* start Records to use *

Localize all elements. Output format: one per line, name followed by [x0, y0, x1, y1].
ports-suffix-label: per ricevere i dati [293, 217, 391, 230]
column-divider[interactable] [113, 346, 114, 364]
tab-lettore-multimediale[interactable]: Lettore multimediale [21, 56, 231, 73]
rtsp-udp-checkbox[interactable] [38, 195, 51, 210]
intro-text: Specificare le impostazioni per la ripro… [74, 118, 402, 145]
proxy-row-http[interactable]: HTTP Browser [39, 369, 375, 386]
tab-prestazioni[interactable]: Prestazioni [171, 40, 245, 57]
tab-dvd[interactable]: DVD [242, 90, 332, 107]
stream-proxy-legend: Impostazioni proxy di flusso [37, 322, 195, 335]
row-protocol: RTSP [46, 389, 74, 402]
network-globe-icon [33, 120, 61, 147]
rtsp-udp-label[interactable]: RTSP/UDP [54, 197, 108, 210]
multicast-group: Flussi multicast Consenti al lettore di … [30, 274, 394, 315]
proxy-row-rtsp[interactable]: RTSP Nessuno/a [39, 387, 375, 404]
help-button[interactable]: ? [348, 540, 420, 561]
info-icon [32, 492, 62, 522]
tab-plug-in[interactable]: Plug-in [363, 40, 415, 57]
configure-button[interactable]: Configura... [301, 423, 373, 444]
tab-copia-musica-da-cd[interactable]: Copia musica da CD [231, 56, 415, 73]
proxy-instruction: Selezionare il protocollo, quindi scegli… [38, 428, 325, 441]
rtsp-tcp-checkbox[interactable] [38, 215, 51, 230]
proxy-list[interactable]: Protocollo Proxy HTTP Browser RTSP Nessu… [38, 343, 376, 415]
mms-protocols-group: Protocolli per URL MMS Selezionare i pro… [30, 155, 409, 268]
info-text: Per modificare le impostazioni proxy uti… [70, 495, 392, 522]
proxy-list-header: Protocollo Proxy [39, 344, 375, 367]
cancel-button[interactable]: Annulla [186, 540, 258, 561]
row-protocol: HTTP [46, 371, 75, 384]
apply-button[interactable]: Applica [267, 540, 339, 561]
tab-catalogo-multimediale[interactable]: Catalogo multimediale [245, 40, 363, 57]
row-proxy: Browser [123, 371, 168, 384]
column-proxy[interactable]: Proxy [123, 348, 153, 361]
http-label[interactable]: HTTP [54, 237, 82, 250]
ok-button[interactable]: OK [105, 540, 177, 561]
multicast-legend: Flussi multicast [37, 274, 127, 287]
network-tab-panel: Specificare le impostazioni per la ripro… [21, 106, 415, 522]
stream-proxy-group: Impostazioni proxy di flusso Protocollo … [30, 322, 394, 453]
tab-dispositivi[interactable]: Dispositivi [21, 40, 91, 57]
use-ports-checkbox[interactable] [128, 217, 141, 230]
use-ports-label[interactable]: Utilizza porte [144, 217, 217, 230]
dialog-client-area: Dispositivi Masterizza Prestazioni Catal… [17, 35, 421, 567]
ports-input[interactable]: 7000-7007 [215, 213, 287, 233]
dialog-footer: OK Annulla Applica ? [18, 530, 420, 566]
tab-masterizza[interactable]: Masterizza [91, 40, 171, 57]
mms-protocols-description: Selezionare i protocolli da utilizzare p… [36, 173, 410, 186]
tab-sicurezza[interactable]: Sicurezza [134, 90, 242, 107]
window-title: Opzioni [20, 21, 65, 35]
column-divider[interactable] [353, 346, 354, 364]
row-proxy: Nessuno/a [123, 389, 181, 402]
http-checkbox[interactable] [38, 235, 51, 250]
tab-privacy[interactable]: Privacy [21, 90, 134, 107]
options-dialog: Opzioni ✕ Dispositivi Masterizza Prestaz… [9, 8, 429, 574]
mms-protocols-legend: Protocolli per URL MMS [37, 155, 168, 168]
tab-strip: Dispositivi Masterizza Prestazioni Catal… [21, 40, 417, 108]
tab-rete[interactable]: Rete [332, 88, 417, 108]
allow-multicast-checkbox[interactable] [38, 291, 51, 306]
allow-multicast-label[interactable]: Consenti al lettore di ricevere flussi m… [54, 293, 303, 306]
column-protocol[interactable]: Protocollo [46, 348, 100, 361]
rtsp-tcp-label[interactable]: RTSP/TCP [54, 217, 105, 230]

* end Records to use *

• **The task**
Write out every line of the records above, without changing anything.

• **Full answer**
Localize all elements. Output format: one per line, name followed by [x0, y0, x1, y1].
ports-suffix-label: per ricevere i dati [293, 217, 391, 230]
column-divider[interactable] [113, 346, 114, 364]
tab-lettore-multimediale[interactable]: Lettore multimediale [21, 56, 231, 73]
rtsp-udp-checkbox[interactable] [38, 195, 51, 210]
intro-text: Specificare le impostazioni per la ripro… [74, 118, 402, 145]
proxy-row-http[interactable]: HTTP Browser [39, 369, 375, 386]
tab-prestazioni[interactable]: Prestazioni [171, 40, 245, 57]
tab-dvd[interactable]: DVD [242, 90, 332, 107]
stream-proxy-legend: Impostazioni proxy di flusso [37, 322, 195, 335]
row-protocol: RTSP [46, 389, 74, 402]
network-globe-icon [33, 120, 61, 147]
rtsp-udp-label[interactable]: RTSP/UDP [54, 197, 108, 210]
multicast-group: Flussi multicast Consenti al lettore di … [30, 274, 394, 315]
proxy-row-rtsp[interactable]: RTSP Nessuno/a [39, 387, 375, 404]
help-button[interactable]: ? [348, 540, 420, 561]
info-icon [32, 492, 62, 522]
tab-plug-in[interactable]: Plug-in [363, 40, 415, 57]
configure-button[interactable]: Configura... [301, 423, 373, 444]
tab-copia-musica-da-cd[interactable]: Copia musica da CD [231, 56, 415, 73]
proxy-instruction: Selezionare il protocollo, quindi scegli… [38, 428, 325, 441]
rtsp-tcp-checkbox[interactable] [38, 215, 51, 230]
proxy-list[interactable]: Protocollo Proxy HTTP Browser RTSP Nessu… [38, 343, 376, 415]
mms-protocols-group: Protocolli per URL MMS Selezionare i pro… [30, 155, 409, 268]
info-text: Per modificare le impostazioni proxy uti… [70, 495, 392, 522]
proxy-list-header: Protocollo Proxy [39, 344, 375, 367]
cancel-button[interactable]: Annulla [186, 540, 258, 561]
row-protocol: HTTP [46, 371, 75, 384]
apply-button[interactable]: Applica [267, 540, 339, 561]
tab-catalogo-multimediale[interactable]: Catalogo multimediale [245, 40, 363, 57]
row-proxy: Browser [123, 371, 168, 384]
column-proxy[interactable]: Proxy [123, 348, 153, 361]
http-label[interactable]: HTTP [54, 237, 82, 250]
ok-button[interactable]: OK [105, 540, 177, 561]
multicast-legend: Flussi multicast [37, 274, 127, 287]
network-tab-panel: Specificare le impostazioni per la ripro… [21, 106, 415, 522]
stream-proxy-group: Impostazioni proxy di flusso Protocollo … [30, 322, 394, 453]
tab-dispositivi[interactable]: Dispositivi [21, 40, 91, 57]
use-ports-checkbox[interactable] [128, 217, 141, 230]
use-ports-label[interactable]: Utilizza porte [144, 217, 217, 230]
dialog-client-area: Dispositivi Masterizza Prestazioni Catal… [17, 35, 421, 567]
ports-input[interactable]: 7000-7007 [215, 213, 287, 233]
dialog-footer: OK Annulla Applica ? [18, 530, 420, 566]
tab-masterizza[interactable]: Masterizza [91, 40, 171, 57]
mms-protocols-description: Selezionare i protocolli da utilizzare p… [36, 173, 410, 186]
tab-sicurezza[interactable]: Sicurezza [134, 90, 242, 107]
window-title: Opzioni [20, 21, 65, 35]
column-divider[interactable] [353, 346, 354, 364]
row-proxy: Nessuno/a [123, 389, 181, 402]
http-checkbox[interactable] [38, 235, 51, 250]
tab-privacy[interactable]: Privacy [21, 90, 134, 107]
options-dialog: Opzioni ✕ Dispositivi Masterizza Prestaz… [9, 8, 429, 574]
mms-protocols-legend: Protocolli per URL MMS [37, 155, 168, 168]
tab-strip: Dispositivi Masterizza Prestazioni Catal… [21, 40, 417, 108]
tab-rete[interactable]: Rete [332, 88, 417, 108]
allow-multicast-checkbox[interactable] [38, 291, 51, 306]
allow-multicast-label[interactable]: Consenti al lettore di ricevere flussi m… [54, 293, 303, 306]
column-protocol[interactable]: Protocollo [46, 348, 100, 361]
rtsp-tcp-label[interactable]: RTSP/TCP [54, 217, 105, 230]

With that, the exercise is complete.